Each entry below is to be printed verbatim.

-------- Records provided --------

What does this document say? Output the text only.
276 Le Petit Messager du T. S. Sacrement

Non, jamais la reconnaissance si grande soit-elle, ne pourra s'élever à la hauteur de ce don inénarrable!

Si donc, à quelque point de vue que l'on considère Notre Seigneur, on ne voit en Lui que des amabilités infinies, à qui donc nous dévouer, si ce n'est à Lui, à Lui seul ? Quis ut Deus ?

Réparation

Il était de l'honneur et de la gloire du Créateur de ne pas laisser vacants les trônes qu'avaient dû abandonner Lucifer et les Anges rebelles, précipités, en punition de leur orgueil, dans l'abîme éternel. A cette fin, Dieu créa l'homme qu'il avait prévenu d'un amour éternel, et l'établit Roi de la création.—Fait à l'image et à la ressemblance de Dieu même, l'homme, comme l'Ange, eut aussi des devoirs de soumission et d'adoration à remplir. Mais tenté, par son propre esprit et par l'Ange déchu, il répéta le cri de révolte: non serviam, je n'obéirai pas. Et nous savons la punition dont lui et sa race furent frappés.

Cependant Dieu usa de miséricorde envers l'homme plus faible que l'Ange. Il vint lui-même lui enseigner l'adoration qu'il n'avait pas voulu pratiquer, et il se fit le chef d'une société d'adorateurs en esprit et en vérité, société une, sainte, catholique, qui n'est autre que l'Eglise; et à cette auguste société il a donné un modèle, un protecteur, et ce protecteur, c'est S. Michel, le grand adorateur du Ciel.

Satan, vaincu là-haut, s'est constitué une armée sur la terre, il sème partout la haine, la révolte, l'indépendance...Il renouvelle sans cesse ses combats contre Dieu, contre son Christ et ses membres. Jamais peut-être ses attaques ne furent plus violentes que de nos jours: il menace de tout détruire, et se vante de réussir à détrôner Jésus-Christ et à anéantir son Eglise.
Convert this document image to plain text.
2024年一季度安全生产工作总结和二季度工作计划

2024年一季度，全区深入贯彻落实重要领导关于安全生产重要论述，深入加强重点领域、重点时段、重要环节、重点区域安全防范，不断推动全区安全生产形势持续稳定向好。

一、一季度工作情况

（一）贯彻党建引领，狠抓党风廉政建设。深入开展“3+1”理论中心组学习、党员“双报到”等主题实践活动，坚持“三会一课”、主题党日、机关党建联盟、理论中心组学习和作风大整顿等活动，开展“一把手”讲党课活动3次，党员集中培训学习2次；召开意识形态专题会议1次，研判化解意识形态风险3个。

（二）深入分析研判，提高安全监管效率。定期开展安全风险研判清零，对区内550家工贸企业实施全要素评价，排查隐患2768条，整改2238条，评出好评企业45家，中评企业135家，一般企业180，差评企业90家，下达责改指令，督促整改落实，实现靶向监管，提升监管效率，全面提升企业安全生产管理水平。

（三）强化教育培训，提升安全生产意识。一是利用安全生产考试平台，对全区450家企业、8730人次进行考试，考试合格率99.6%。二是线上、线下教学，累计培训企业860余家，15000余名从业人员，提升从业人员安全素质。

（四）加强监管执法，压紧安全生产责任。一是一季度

--------

- Final answer
What does this document say? Output the text only.
276 Le Petit Messager du T. S. Sacrement

Non, jamais la reconnaissance si grande soit-elle, ne pourra s'élever à la hauteur de ce don inénarrable!

Si donc, à quelque point de vue que l'on considère Notre Seigneur, on ne voit en Lui que des amabilités infinies, à qui donc nous dévouer, si ce n'est à Lui, à Lui seul ? Quis ut Deus ?

Réparation

Il était de l'honneur et de la gloire du Créateur de ne pas laisser vacants les trônes qu'avaient dû abandonner Lucifer et les Anges rebelles, précipités, en punition de leur orgueil, dans l'abîme éternel. A cette fin, Dieu créa l'homme qu'il avait prévenu d'un amour éternel, et l'établit Roi de la création.—Fait à l'image et à la ressemblance de Dieu même, l'homme, comme l'Ange, eut aussi des devoirs de soumission et d'adoration à remplir. Mais tenté, par son propre esprit et par l'Ange déchu, il répéta le cri de révolte: non serviam, je n'obéirai pas. Et nous savons la punition dont lui et sa race furent frappés.

Cependant Dieu usa de miséricorde envers l'homme plus faible que l'Ange. Il vint lui-même lui enseigner l'adoration qu'il n'avait pas voulu pratiquer, et il se fit le chef d'une société d'adorateurs en esprit et en vérité, société une, sainte, catholique, qui n'est autre que l'Eglise; et à cette auguste société il a donné un modèle, un protecteur, et ce protecteur, c'est S. Michel, le grand adorateur du Ciel.

Satan, vaincu là-haut, s'est constitué une armée sur la terre, il sème partout la haine, la révolte, l'indépendance...Il renouvelle sans cesse ses combats contre Dieu, contre son Christ et ses membres. Jamais peut-être ses attaques ne furent plus violentes que de nos jours: il menace de tout détruire, et se vante de réussir à détrôner Jésus-Christ et à anéantir son Eglise.
Convert this document image to plain text.
2024年一季度安全生产工作总结和二季度工作计划

2024年一季度，全区深入贯彻落实重要领导关于安全生产重要论述，深入加强重点领域、重点时段、重要环节、重点区域安全防范，不断推动全区安全生产形势持续稳定向好。

一、一季度工作情况

（一）贯彻党建引领，狠抓党风廉政建设。深入开展“3+1”理论中心组学习、党员“双报到”等主题实践活动，坚持“三会一课”、主题党日、机关党建联盟、理论中心组学习和作风大整顿等活动，开展“一把手”讲党课活动3次，党员集中培训学习2次；召开意识形态专题会议1次，研判化解意识形态风险3个。

（二）深入分析研判，提高安全监管效率。定期开展安全风险研判清零，对区内550家工贸企业实施全要素评价，排查隐患2768条，整改2238条，评出好评企业45家，中评企业135家，一般企业180，差评企业90家，下达责改指令，督促整改落实，实现靶向监管，提升监管效率，全面提升企业安全生产管理水平。

（三）强化教育培训，提升安全生产意识。一是利用安全生产考试平台，对全区450家企业、8730人次进行考试，考试合格率99.6%。二是线上、线下教学，累计培训企业860余家，15000余名从业人员，提升从业人员安全素质。

（四）加强监管执法，压紧安全生产责任。一是一季度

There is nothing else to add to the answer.